- **Dataset items**:

_ _ _ _

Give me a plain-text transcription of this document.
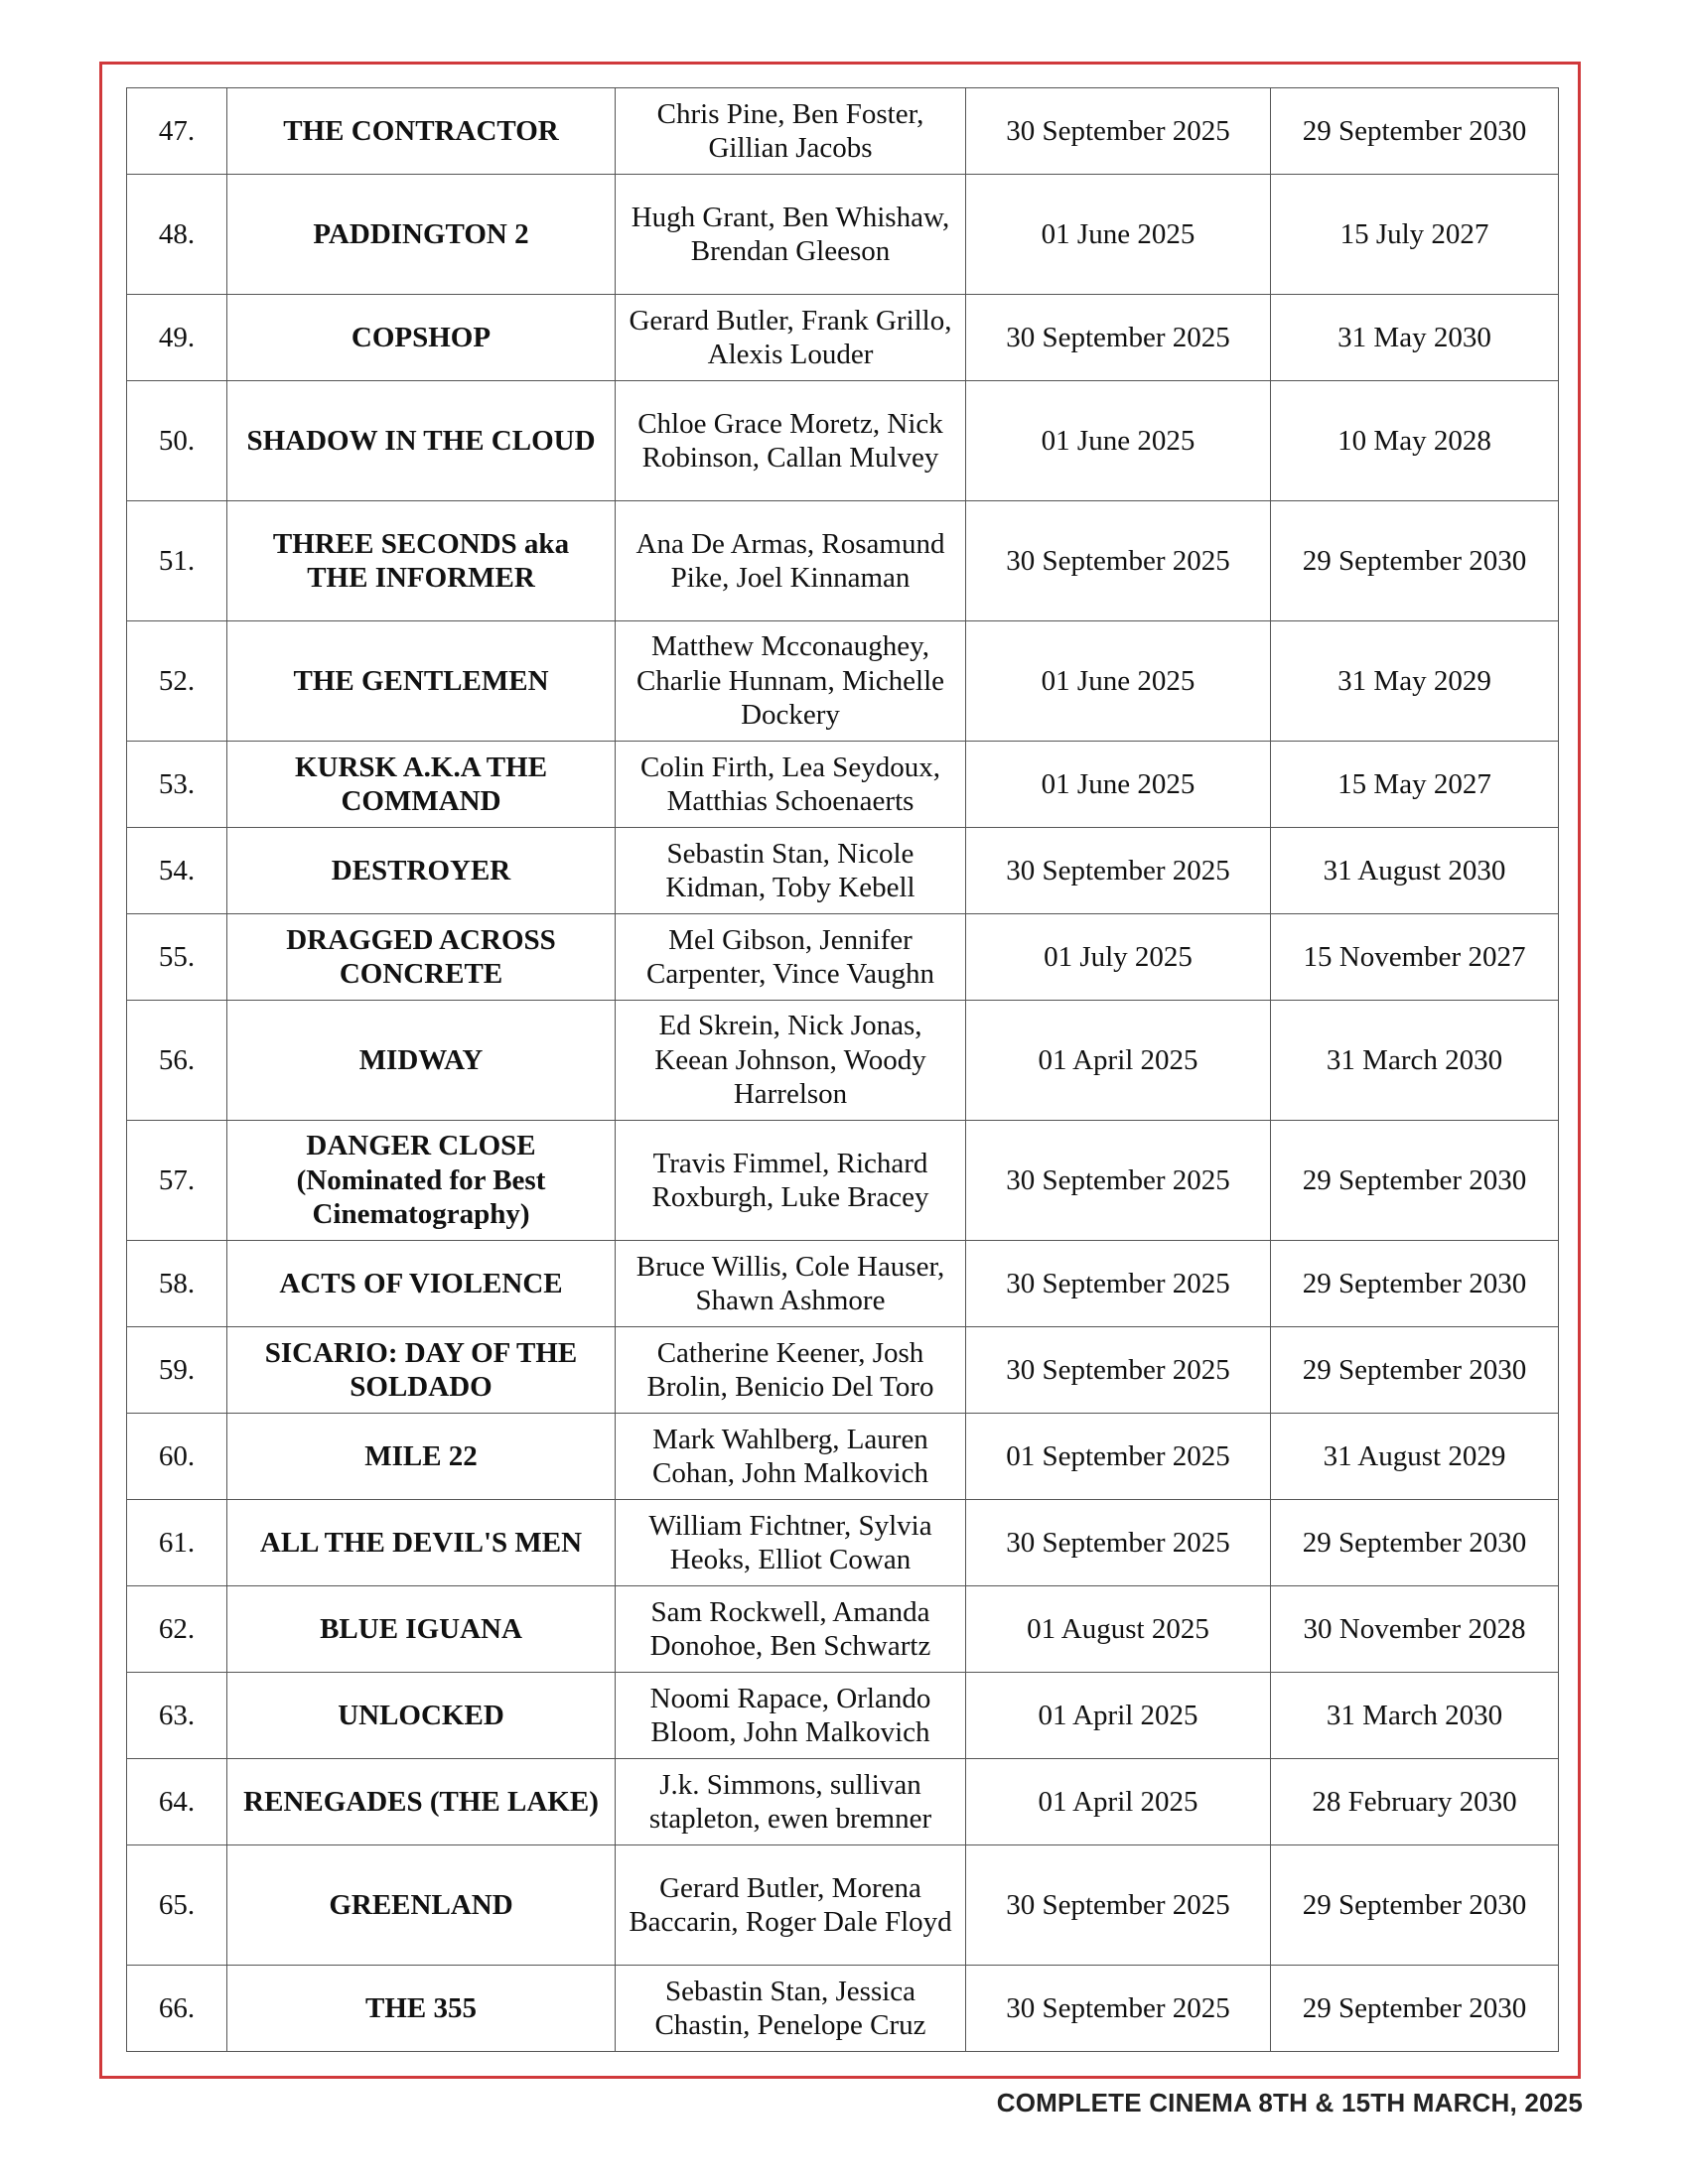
47.	THE CONTRACTOR	Chris Pine, Ben Foster, Gillian Jacobs	30 September 2025	29 September 2030
48.	PADDINGTON 2	Hugh Grant, Ben Whishaw, Brendan Gleeson	01 June 2025	15 July 2027
49.	COPSHOP	Gerard Butler, Frank Grillo, Alexis Louder	30 September 2025	31 May 2030
50.	SHADOW IN THE CLOUD	Chloe Grace Moretz, Nick Robinson, Callan Mulvey	01 June 2025	10 May 2028
51.	THREE SECONDS aka THE INFORMER	Ana De Armas, Rosamund Pike, Joel Kinnaman	30 September 2025	29 September 2030
52.	THE GENTLEMEN	Matthew Mcconaughey, Charlie Hunnam, Michelle Dockery	01 June 2025	31 May 2029
53.	KURSK A.K.A THE COMMAND	Colin Firth, Lea Seydoux, Matthias Schoenaerts	01 June 2025	15 May 2027
54.	DESTROYER	Sebastin Stan, Nicole Kidman, Toby Kebell	30 September 2025	31 August 2030
55.	DRAGGED ACROSS CONCRETE	Mel Gibson, Jennifer Carpenter, Vince Vaughn	01 July 2025	15 November 2027
56.	MIDWAY	Ed Skrein, Nick Jonas, Keean Johnson, Woody Harrelson	01 April 2025	31 March 2030
57.	DANGER CLOSE (Nominated for Best Cinematography)	Travis Fimmel, Richard Roxburgh, Luke Bracey	30 September 2025	29 September 2030
58.	ACTS OF VIOLENCE	Bruce Willis, Cole Hauser, Shawn Ashmore	30 September 2025	29 September 2030
59.	SICARIO: DAY OF THE SOLDADO	Catherine Keener, Josh Brolin, Benicio Del Toro	30 September 2025	29 September 2030
60.	MILE 22	Mark Wahlberg, Lauren Cohan, John Malkovich	01 September 2025	31 August 2029
61.	ALL THE DEVIL'S MEN	William Fichtner, Sylvia Heoks, Elliot Cowan	30 September 2025	29 September 2030
62.	BLUE IGUANA	Sam Rockwell, Amanda Donohoe, Ben Schwartz	01 August 2025	30 November 2028
63.	UNLOCKED	Noomi Rapace, Orlando Bloom, John Malkovich	01 April 2025	31 March 2030
64.	RENEGADES (THE LAKE)	J.k. Simmons, sullivan stapleton, ewen bremner	01 April 2025	28 February 2030
65.	GREENLAND	Gerard Butler, Morena Baccarin, Roger Dale Floyd	30 September 2025	29 September 2030
66.	THE 355	Sebastin Stan, Jessica Chastin, Penelope Cruz	30 September 2025	29 September 2030
COMPLETE CINEMA 8TH & 15TH MARCH, 2025
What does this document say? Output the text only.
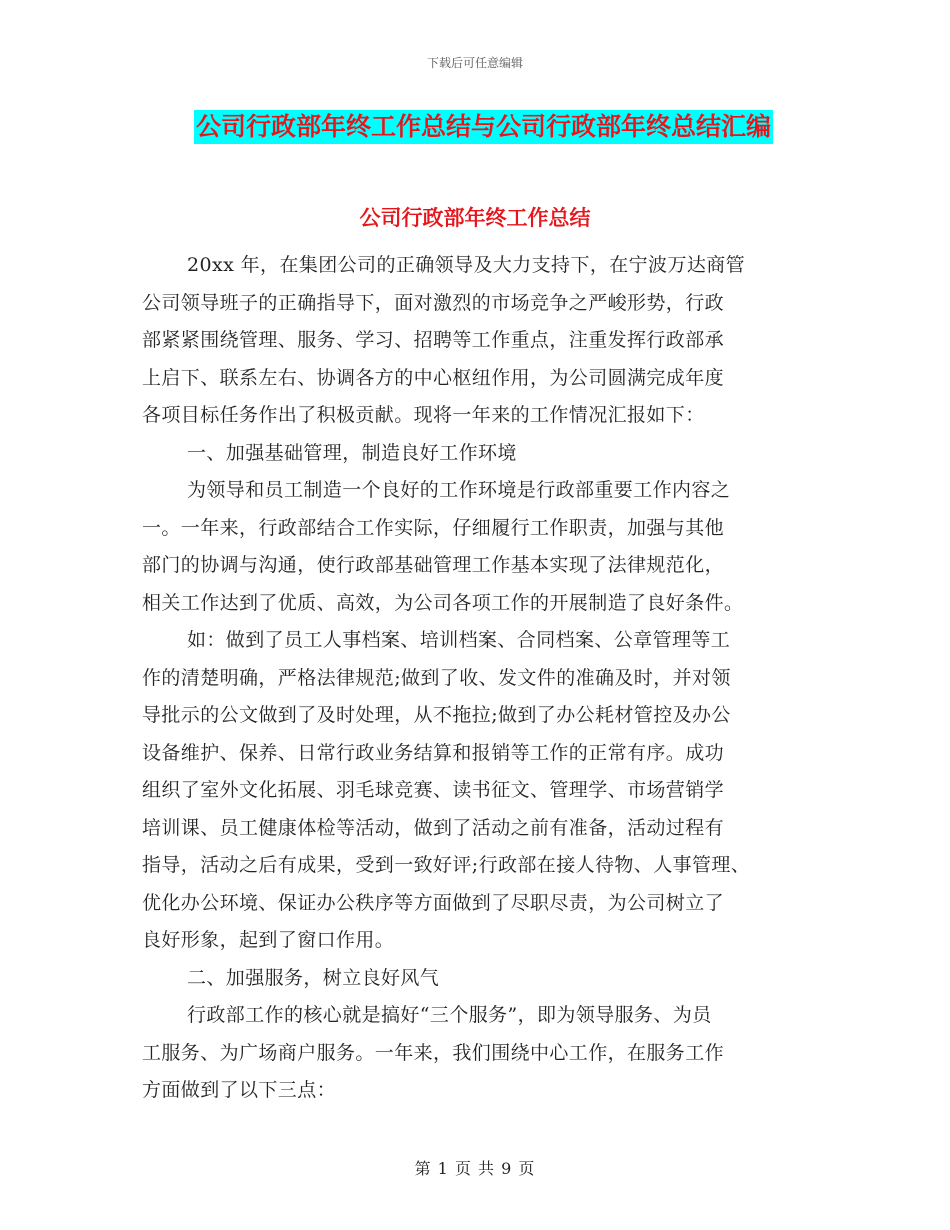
下载后可任意编辑
公司行政部年终工作总结与公司行政部年终总结汇编
公司行政部年终工作总结
20xx 年，在集团公司的正确领导及大力支持下，在宁波万达商管
公司领导班子的正确指导下，面对激烈的市场竞争之严峻形势，行政
部紧紧围绕管理、服务、学习、招聘等工作重点，注重发挥行政部承
上启下、联系左右、协调各方的中心枢纽作用，为公司圆满完成年度
各项目标任务作出了积极贡献。现将一年来的工作情况汇报如下：
一、加强基础管理，制造良好工作环境
为领导和员工制造一个良好的工作环境是行政部重要工作内容之
一。一年来，行政部结合工作实际，仔细履行工作职责，加强与其他
部门的协调与沟通，使行政部基础管理工作基本实现了法律规范化，
相关工作达到了优质、高效，为公司各项工作的开展制造了良好条件。
如：做到了员工人事档案、培训档案、合同档案、公章管理等工
作的清楚明确，严格法律规范;做到了收、发文件的准确及时，并对领
导批示的公文做到了及时处理，从不拖拉;做到了办公耗材管控及办公
设备维护、保养、日常行政业务结算和报销等工作的正常有序。成功
组织了室外文化拓展、羽毛球竞赛、读书征文、管理学、市场营销学
培训课、员工健康体检等活动，做到了活动之前有准备，活动过程有
指导，活动之后有成果，受到一致好评;行政部在接人待物、人事管理、
优化办公环境、保证办公秩序等方面做到了尽职尽责，为公司树立了
良好形象，起到了窗口作用。
二、加强服务，树立良好风气
行政部工作的核心就是搞好“三个服务”，即为领导服务、为员
工服务、为广场商户服务。一年来，我们围绕中心工作，在服务工作
方面做到了以下三点：
第 1 页 共 9 页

_ _ _ _

- **PROBLEM TO SOLVE**: Every entry should be returned exactly as written, minus the pictures.

- **TASK RESULT**:
Give me a plain-text transcription of this document.
47.	THE CONTRACTOR	Chris Pine, Ben Foster, Gillian Jacobs	30 September 2025	29 September 2030
48.	PADDINGTON 2	Hugh Grant, Ben Whishaw, Brendan Gleeson	01 June 2025	15 July 2027
49.	COPSHOP	Gerard Butler, Frank Grillo, Alexis Louder	30 September 2025	31 May 2030
50.	SHADOW IN THE CLOUD	Chloe Grace Moretz, Nick Robinson, Callan Mulvey	01 June 2025	10 May 2028
51.	THREE SECONDS aka THE INFORMER	Ana De Armas, Rosamund Pike, Joel Kinnaman	30 September 2025	29 September 2030
52.	THE GENTLEMEN	Matthew Mcconaughey, Charlie Hunnam, Michelle Dockery	01 June 2025	31 May 2029
53.	KURSK A.K.A THE COMMAND	Colin Firth, Lea Seydoux, Matthias Schoenaerts	01 June 2025	15 May 2027
54.	DESTROYER	Sebastin Stan, Nicole Kidman, Toby Kebell	30 September 2025	31 August 2030
55.	DRAGGED ACROSS CONCRETE	Mel Gibson, Jennifer Carpenter, Vince Vaughn	01 July 2025	15 November 2027
56.	MIDWAY	Ed Skrein, Nick Jonas, Keean Johnson, Woody Harrelson	01 April 2025	31 March 2030
57.	DANGER CLOSE (Nominated for Best Cinematography)	Travis Fimmel, Richard Roxburgh, Luke Bracey	30 September 2025	29 September 2030
58.	ACTS OF VIOLENCE	Bruce Willis, Cole Hauser, Shawn Ashmore	30 September 2025	29 September 2030
59.	SICARIO: DAY OF THE SOLDADO	Catherine Keener, Josh Brolin, Benicio Del Toro	30 September 2025	29 September 2030
60.	MILE 22	Mark Wahlberg, Lauren Cohan, John Malkovich	01 September 2025	31 August 2029
61.	ALL THE DEVIL'S MEN	William Fichtner, Sylvia Heoks, Elliot Cowan	30 September 2025	29 September 2030
62.	BLUE IGUANA	Sam Rockwell, Amanda Donohoe, Ben Schwartz	01 August 2025	30 November 2028
63.	UNLOCKED	Noomi Rapace, Orlando Bloom, John Malkovich	01 April 2025	31 March 2030
64.	RENEGADES (THE LAKE)	J.k. Simmons, sullivan stapleton, ewen bremner	01 April 2025	28 February 2030
65.	GREENLAND	Gerard Butler, Morena Baccarin, Roger Dale Floyd	30 September 2025	29 September 2030
66.	THE 355	Sebastin Stan, Jessica Chastin, Penelope Cruz	30 September 2025	29 September 2030
COMPLETE CINEMA 8TH & 15TH MARCH, 2025
What does this document say? Output the text only.
下载后可任意编辑
公司行政部年终工作总结与公司行政部年终总结汇编
公司行政部年终工作总结
20xx 年，在集团公司的正确领导及大力支持下，在宁波万达商管
公司领导班子的正确指导下，面对激烈的市场竞争之严峻形势，行政
部紧紧围绕管理、服务、学习、招聘等工作重点，注重发挥行政部承
上启下、联系左右、协调各方的中心枢纽作用，为公司圆满完成年度
各项目标任务作出了积极贡献。现将一年来的工作情况汇报如下：
一、加强基础管理，制造良好工作环境
为领导和员工制造一个良好的工作环境是行政部重要工作内容之
一。一年来，行政部结合工作实际，仔细履行工作职责，加强与其他
部门的协调与沟通，使行政部基础管理工作基本实现了法律规范化，
相关工作达到了优质、高效，为公司各项工作的开展制造了良好条件。
如：做到了员工人事档案、培训档案、合同档案、公章管理等工
作的清楚明确，严格法律规范;做到了收、发文件的准确及时，并对领
导批示的公文做到了及时处理，从不拖拉;做到了办公耗材管控及办公
设备维护、保养、日常行政业务结算和报销等工作的正常有序。成功
组织了室外文化拓展、羽毛球竞赛、读书征文、管理学、市场营销学
培训课、员工健康体检等活动，做到了活动之前有准备，活动过程有
指导，活动之后有成果，受到一致好评;行政部在接人待物、人事管理、
优化办公环境、保证办公秩序等方面做到了尽职尽责，为公司树立了
良好形象，起到了窗口作用。
二、加强服务，树立良好风气
行政部工作的核心就是搞好“三个服务”，即为领导服务、为员
工服务、为广场商户服务。一年来，我们围绕中心工作，在服务工作
方面做到了以下三点：
第 1 页 共 9 页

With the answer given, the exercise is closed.